→ Required task
Starting with the line that has "wire to diode" and stopping after the line that has "wire R/C pin", rewrite those lines with every "junction" changed to "connection" and nothing else altered.
Start of Dataset excerpts
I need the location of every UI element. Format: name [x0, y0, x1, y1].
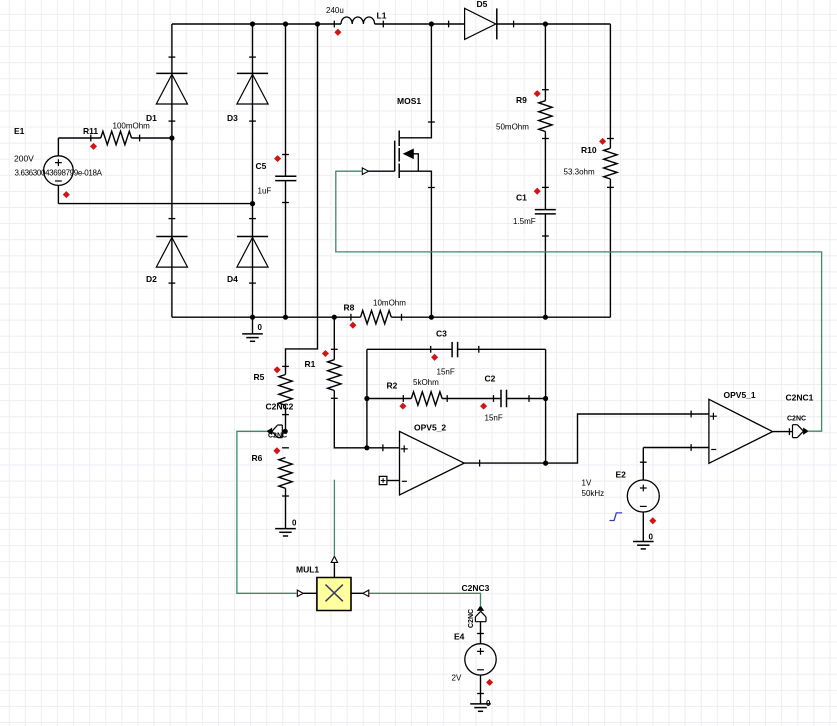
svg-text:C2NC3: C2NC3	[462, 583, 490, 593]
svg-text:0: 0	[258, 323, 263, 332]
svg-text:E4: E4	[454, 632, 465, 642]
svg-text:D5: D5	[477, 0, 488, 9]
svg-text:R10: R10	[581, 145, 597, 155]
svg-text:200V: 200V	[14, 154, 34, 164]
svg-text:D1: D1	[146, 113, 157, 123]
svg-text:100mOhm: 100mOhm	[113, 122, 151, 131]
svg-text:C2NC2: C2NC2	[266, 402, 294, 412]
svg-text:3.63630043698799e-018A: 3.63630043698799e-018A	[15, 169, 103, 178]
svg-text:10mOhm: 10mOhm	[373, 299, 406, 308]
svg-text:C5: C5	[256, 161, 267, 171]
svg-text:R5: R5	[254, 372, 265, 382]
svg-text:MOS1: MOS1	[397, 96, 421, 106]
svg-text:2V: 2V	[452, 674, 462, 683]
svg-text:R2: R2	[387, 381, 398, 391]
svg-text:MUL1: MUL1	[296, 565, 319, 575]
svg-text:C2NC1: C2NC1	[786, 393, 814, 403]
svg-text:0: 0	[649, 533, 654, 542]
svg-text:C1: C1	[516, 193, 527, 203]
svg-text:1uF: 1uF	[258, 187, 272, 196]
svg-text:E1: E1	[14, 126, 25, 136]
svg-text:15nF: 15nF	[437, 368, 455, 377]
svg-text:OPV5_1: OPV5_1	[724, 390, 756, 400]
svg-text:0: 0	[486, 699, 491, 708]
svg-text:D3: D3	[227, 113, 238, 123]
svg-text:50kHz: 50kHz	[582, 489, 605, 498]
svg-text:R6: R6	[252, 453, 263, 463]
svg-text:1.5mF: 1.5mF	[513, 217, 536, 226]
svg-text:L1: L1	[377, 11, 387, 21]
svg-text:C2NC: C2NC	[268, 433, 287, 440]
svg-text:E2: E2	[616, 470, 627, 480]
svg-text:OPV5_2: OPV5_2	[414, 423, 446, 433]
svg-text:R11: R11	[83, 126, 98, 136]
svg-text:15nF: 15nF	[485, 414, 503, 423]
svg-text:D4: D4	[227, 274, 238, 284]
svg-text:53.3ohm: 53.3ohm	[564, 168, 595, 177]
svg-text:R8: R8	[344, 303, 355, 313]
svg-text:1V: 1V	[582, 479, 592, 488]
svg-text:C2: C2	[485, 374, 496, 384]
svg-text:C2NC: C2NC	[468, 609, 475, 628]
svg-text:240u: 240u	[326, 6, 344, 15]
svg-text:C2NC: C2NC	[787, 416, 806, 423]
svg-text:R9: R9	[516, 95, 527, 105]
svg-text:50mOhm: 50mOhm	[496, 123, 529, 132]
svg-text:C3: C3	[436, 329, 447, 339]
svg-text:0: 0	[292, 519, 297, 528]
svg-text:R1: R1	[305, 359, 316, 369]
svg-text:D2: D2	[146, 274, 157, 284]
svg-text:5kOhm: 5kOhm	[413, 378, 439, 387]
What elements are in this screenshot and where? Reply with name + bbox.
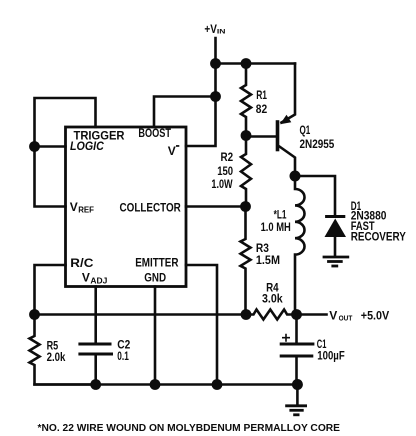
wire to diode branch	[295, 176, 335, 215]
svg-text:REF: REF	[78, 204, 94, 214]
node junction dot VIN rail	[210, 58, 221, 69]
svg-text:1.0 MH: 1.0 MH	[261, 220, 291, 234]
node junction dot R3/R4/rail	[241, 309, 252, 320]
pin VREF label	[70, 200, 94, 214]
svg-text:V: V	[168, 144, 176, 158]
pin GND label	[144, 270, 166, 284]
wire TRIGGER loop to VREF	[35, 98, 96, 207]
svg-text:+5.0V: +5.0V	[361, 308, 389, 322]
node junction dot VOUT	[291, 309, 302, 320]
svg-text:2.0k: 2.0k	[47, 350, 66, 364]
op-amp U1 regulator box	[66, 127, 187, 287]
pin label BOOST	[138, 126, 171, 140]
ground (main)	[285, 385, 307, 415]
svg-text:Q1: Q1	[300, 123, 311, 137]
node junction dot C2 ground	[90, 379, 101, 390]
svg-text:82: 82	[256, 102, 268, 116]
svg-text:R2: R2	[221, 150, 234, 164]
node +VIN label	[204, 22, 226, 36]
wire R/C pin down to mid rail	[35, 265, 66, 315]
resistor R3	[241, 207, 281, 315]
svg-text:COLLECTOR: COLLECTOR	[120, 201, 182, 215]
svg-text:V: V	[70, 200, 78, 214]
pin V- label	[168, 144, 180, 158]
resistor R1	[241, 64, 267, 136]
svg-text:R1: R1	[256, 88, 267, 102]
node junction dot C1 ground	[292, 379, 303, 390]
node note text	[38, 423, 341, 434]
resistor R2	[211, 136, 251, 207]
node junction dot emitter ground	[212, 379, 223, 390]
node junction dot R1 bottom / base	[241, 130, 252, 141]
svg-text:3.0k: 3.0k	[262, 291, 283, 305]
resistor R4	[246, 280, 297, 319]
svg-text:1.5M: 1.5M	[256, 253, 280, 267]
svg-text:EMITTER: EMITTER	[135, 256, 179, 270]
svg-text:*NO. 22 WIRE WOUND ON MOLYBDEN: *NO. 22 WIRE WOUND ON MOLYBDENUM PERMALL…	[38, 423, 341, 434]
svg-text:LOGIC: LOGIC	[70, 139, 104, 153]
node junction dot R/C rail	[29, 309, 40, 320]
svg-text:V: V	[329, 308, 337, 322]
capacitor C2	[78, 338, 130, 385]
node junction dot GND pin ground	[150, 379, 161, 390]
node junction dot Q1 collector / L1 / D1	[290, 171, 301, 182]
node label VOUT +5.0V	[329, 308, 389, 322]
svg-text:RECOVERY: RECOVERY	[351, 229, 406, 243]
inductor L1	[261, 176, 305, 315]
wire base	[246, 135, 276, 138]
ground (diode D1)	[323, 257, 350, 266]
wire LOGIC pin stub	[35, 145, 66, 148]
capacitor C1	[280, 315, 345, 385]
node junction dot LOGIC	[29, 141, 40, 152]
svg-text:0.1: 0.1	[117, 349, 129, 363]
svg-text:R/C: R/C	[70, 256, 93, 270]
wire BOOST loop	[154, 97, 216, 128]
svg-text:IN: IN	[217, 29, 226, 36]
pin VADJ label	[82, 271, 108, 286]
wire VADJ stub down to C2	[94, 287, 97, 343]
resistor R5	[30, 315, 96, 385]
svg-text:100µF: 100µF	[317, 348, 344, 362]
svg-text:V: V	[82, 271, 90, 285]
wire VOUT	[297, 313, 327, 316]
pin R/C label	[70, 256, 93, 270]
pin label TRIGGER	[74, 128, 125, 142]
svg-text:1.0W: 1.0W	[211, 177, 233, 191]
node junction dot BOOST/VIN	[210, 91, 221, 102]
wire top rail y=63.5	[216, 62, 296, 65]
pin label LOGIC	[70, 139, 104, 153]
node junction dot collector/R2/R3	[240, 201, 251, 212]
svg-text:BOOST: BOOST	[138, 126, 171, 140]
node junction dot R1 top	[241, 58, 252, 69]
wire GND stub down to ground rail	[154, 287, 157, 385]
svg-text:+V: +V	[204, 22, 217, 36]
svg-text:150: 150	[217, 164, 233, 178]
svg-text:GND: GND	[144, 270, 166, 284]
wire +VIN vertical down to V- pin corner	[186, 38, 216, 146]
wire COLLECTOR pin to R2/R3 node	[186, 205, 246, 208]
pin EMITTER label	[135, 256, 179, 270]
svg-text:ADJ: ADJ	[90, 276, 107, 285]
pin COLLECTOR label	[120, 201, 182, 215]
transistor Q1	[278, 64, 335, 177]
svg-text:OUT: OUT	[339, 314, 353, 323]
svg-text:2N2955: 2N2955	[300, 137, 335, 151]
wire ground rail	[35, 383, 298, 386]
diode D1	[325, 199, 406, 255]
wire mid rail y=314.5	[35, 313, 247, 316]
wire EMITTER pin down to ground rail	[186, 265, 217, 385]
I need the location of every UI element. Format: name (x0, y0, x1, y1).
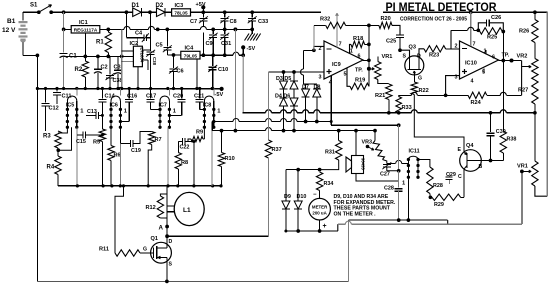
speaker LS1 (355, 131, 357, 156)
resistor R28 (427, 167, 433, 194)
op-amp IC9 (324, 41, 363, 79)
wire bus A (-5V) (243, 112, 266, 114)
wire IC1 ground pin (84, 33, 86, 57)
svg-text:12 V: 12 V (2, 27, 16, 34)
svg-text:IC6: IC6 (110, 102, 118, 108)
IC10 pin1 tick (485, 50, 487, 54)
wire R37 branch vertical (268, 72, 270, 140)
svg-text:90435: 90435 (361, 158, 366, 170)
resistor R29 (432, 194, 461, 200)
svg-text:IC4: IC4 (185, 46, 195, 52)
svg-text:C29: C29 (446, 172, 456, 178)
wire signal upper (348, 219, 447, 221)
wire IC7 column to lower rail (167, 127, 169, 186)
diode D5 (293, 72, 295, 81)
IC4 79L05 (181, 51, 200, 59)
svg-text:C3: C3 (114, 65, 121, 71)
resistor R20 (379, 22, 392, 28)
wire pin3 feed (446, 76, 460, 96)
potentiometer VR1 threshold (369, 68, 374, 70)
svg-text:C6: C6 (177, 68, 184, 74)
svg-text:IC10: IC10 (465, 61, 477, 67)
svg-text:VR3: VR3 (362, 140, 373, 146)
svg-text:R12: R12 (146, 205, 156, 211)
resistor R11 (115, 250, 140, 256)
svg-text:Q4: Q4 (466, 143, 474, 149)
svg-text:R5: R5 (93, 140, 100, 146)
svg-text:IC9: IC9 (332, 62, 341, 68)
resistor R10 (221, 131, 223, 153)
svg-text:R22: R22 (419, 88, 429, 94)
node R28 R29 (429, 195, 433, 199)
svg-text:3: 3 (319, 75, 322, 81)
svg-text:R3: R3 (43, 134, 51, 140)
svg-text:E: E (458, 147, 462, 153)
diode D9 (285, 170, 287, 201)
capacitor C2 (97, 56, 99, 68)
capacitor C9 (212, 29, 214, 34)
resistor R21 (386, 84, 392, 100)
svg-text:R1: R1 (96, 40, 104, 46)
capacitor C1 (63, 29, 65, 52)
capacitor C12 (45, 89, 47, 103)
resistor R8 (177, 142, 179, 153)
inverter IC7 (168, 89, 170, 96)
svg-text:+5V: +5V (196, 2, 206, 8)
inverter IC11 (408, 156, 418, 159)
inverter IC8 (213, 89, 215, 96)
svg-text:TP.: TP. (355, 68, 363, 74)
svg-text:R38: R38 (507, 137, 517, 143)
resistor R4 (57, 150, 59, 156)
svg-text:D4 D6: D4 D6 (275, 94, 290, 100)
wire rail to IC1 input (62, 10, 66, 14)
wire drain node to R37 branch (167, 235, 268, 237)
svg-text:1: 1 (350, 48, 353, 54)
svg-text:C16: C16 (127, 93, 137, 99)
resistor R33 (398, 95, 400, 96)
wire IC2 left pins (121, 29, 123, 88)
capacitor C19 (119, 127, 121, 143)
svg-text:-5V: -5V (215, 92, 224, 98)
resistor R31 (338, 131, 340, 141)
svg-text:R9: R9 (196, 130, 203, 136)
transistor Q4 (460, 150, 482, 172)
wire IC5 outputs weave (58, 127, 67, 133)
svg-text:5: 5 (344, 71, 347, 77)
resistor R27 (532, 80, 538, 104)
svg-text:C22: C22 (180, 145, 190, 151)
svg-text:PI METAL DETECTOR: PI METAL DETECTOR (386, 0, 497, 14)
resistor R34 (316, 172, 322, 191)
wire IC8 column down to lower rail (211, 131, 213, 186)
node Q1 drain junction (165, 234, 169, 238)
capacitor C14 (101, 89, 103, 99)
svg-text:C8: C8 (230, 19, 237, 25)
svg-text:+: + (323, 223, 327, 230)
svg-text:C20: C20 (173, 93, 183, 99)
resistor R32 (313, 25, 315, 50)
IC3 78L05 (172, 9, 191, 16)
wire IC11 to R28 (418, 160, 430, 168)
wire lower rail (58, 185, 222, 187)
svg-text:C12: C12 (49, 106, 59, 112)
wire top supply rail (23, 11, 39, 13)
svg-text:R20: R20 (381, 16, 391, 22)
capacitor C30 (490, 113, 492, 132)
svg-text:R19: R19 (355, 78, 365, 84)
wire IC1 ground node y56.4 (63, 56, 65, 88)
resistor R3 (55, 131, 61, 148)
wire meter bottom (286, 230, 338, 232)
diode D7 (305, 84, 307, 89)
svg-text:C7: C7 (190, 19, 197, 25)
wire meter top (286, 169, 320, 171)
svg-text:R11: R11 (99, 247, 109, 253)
End of Dataset excerpts
→ Output of the task
wire to diode branch	[295, 176, 335, 215]
svg-text:REF: REF	[78, 204, 94, 214]
node connection dot VIN rail	[210, 58, 221, 69]
svg-text:1.0 MH: 1.0 MH	[261, 220, 291, 234]
node connection dot R3/R4/rail	[241, 309, 252, 320]
pin VREF label	[70, 200, 94, 214]
svg-text:V: V	[168, 144, 176, 158]
pin GND label	[144, 270, 166, 284]
wire TRIGGER loop to VREF	[35, 98, 96, 207]
svg-text:+5.0V: +5.0V	[361, 308, 389, 322]
node connection dot VOUT	[291, 309, 302, 320]
svg-text:2.0k: 2.0k	[47, 350, 66, 364]
op-amp U1 regulator box	[66, 127, 187, 287]
pin label BOOST	[138, 126, 171, 140]
ground (main)	[285, 385, 307, 415]
svg-text:Q1: Q1	[300, 123, 311, 137]
node connection dot C2 ground	[90, 379, 101, 390]
svg-text:82: 82	[256, 102, 268, 116]
svg-text:R2: R2	[221, 150, 234, 164]
node +VIN label	[204, 22, 226, 36]
wire R/C pin down to mid rail	[35, 265, 66, 315]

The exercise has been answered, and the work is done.